** start **

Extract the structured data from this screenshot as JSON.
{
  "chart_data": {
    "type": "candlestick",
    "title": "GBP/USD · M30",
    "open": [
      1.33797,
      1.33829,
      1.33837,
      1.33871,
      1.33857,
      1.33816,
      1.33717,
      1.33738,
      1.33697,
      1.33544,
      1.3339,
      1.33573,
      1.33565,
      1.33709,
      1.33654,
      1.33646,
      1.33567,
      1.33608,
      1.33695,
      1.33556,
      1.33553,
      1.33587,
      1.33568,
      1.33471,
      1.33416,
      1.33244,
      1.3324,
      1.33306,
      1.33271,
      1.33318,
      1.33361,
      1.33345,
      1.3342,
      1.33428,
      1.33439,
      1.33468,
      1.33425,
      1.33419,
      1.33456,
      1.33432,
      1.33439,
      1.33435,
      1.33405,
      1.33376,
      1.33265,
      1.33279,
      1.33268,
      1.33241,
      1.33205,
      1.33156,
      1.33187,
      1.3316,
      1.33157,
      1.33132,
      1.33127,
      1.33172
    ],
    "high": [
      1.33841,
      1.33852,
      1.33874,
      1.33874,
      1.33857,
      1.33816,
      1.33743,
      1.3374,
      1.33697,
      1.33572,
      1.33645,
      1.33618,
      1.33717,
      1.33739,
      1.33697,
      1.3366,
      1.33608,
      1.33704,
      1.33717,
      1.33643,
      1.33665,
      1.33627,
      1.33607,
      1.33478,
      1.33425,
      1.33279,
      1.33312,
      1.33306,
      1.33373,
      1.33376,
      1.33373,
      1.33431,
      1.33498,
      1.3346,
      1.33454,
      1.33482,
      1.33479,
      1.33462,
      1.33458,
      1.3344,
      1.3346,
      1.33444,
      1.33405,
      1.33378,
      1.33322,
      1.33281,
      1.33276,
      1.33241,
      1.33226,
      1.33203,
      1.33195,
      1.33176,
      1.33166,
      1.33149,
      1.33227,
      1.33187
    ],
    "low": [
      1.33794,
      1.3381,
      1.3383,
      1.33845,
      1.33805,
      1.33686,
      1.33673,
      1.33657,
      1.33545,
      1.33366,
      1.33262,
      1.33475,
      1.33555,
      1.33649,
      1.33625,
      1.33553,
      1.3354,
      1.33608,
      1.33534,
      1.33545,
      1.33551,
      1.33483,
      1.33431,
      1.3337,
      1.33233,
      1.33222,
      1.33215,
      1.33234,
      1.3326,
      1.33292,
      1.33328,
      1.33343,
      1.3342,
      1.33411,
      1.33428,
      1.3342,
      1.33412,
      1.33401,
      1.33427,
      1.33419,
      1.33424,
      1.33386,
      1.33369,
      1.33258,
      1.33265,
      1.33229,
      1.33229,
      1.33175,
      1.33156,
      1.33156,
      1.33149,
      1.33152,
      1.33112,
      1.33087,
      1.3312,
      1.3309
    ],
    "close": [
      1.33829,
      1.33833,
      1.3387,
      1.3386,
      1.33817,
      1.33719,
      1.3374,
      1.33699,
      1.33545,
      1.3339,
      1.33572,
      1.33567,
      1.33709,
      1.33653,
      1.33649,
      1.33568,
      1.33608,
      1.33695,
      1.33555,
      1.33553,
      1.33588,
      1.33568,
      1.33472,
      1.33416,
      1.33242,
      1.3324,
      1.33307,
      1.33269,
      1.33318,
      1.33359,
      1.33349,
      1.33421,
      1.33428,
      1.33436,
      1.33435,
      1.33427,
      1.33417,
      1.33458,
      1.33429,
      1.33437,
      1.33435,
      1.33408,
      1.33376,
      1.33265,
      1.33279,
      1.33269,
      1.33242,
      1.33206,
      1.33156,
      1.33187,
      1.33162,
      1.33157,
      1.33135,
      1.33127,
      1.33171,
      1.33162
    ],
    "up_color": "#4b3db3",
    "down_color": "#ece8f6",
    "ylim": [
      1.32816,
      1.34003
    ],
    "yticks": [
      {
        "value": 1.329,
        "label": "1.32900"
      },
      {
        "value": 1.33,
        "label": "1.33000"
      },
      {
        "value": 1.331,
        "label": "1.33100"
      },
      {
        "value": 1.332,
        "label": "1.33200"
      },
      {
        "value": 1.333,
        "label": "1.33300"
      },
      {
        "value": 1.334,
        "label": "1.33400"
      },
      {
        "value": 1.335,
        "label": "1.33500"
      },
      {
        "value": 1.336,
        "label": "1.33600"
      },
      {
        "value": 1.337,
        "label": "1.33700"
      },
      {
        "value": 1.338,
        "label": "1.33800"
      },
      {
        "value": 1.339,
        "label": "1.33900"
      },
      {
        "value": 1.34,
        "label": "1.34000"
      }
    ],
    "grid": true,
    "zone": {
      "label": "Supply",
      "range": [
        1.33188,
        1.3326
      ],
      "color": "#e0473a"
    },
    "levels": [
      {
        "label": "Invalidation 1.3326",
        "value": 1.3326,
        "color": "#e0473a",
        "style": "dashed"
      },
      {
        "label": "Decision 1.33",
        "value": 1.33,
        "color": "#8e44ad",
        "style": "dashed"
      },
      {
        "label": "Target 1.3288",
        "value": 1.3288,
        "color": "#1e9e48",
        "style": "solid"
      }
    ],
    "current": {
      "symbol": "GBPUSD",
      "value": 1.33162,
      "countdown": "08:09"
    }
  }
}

** end **

→ **EXERCISE PROMPT**: Repeat the entries shown above, every one, word for word.

→ **EXERCISE ANSWER**:
Extract the structured data from this screenshot as JSON.
{
  "chart_data": {
    "type": "candlestick",
    "title": "GBP/USD · M30",
    "open": [
      1.33797,
      1.33829,
      1.33837,
      1.33871,
      1.33857,
      1.33816,
      1.33717,
      1.33738,
      1.33697,
      1.33544,
      1.3339,
      1.33573,
      1.33565,
      1.33709,
      1.33654,
      1.33646,
      1.33567,
      1.33608,
      1.33695,
      1.33556,
      1.33553,
      1.33587,
      1.33568,
      1.33471,
      1.33416,
      1.33244,
      1.3324,
      1.33306,
      1.33271,
      1.33318,
      1.33361,
      1.33345,
      1.3342,
      1.33428,
      1.33439,
      1.33468,
      1.33425,
      1.33419,
      1.33456,
      1.33432,
      1.33439,
      1.33435,
      1.33405,
      1.33376,
      1.33265,
      1.33279,
      1.33268,
      1.33241,
      1.33205,
      1.33156,
      1.33187,
      1.3316,
      1.33157,
      1.33132,
      1.33127,
      1.33172
    ],
    "high": [
      1.33841,
      1.33852,
      1.33874,
      1.33874,
      1.33857,
      1.33816,
      1.33743,
      1.3374,
      1.33697,
      1.33572,
      1.33645,
      1.33618,
      1.33717,
      1.33739,
      1.33697,
      1.3366,
      1.33608,
      1.33704,
      1.33717,
      1.33643,
      1.33665,
      1.33627,
      1.33607,
      1.33478,
      1.33425,
      1.33279,
      1.33312,
      1.33306,
      1.33373,
      1.33376,
      1.33373,
      1.33431,
      1.33498,
      1.3346,
      1.33454,
      1.33482,
      1.33479,
      1.33462,
      1.33458,
      1.3344,
      1.3346,
      1.33444,
      1.33405,
      1.33378,
      1.33322,
      1.33281,
      1.33276,
      1.33241,
      1.33226,
      1.33203,
      1.33195,
      1.33176,
      1.33166,
      1.33149,
      1.33227,
      1.33187
    ],
    "low": [
      1.33794,
      1.3381,
      1.3383,
      1.33845,
      1.33805,
      1.33686,
      1.33673,
      1.33657,
      1.33545,
      1.33366,
      1.33262,
      1.33475,
      1.33555,
      1.33649,
      1.33625,
      1.33553,
      1.3354,
      1.33608,
      1.33534,
      1.33545,
      1.33551,
      1.33483,
      1.33431,
      1.3337,
      1.33233,
      1.33222,
      1.33215,
      1.33234,
      1.3326,
      1.33292,
      1.33328,
      1.33343,
      1.3342,
      1.33411,
      1.33428,
      1.3342,
      1.33412,
      1.33401,
      1.33427,
      1.33419,
      1.33424,
      1.33386,
      1.33369,
      1.33258,
      1.33265,
      1.33229,
      1.33229,
      1.33175,
      1.33156,
      1.33156,
      1.33149,
      1.33152,
      1.33112,
      1.33087,
      1.3312,
      1.3309
    ],
    "close": [
      1.33829,
      1.33833,
      1.3387,
      1.3386,
      1.33817,
      1.33719,
      1.3374,
      1.33699,
      1.33545,
      1.3339,
      1.33572,
      1.33567,
      1.33709,
      1.33653,
      1.33649,
      1.33568,
      1.33608,
      1.33695,
      1.33555,
      1.33553,
      1.33588,
      1.33568,
      1.33472,
      1.33416,
      1.33242,
      1.3324,
      1.33307,
      1.33269,
      1.33318,
      1.33359,
      1.33349,
      1.33421,
      1.33428,
      1.33436,
      1.33435,
      1.33427,
      1.33417,
      1.33458,
      1.33429,
      1.33437,
      1.33435,
      1.33408,
      1.33376,
      1.33265,
      1.33279,
      1.33269,
      1.33242,
      1.33206,
      1.33156,
      1.33187,
      1.33162,
      1.33157,
      1.33135,
      1.33127,
      1.33171,
      1.33162
    ],
    "up_color": "#4b3db3",
    "down_color": "#ece8f6",
    "ylim": [
      1.32816,
      1.34003
    ],
    "yticks": [
      {
        "value": 1.329,
        "label": "1.32900"
      },
      {
        "value": 1.33,
        "label": "1.33000"
      },
      {
        "value": 1.331,
        "label": "1.33100"
      },
      {
        "value": 1.332,
        "label": "1.33200"
      },
      {
        "value": 1.333,
        "label": "1.33300"
      },
      {
        "value": 1.334,
        "label": "1.33400"
      },
      {
        "value": 1.335,
        "label": "1.33500"
      },
      {
        "value": 1.336,
        "label": "1.33600"
      },
      {
        "value": 1.337,
        "label": "1.33700"
      },
      {
        "value": 1.338,
        "label": "1.33800"
      },
      {
        "value": 1.339,
        "label": "1.33900"
      },
      {
        "value": 1.34,
        "label": "1.34000"
      }
    ],
    "grid": true,
    "zone": {
      "label": "Supply",
      "range": [
        1.33188,
        1.3326
      ],
      "color": "#e0473a"
    },
    "levels": [
      {
        "label": "Invalidation 1.3326",
        "value": 1.3326,
        "color": "#e0473a",
        "style": "dashed"
      },
      {
        "label": "Decision 1.33",
        "value": 1.33,
        "color": "#8e44ad",
        "style": "dashed"
      },
      {
        "label": "Target 1.3288",
        "value": 1.3288,
        "color": "#1e9e48",
        "style": "solid"
      }
    ],
    "current": {
      "symbol": "GBPUSD",
      "value": 1.33162,
      "countdown": "08:09"
    }
  }
}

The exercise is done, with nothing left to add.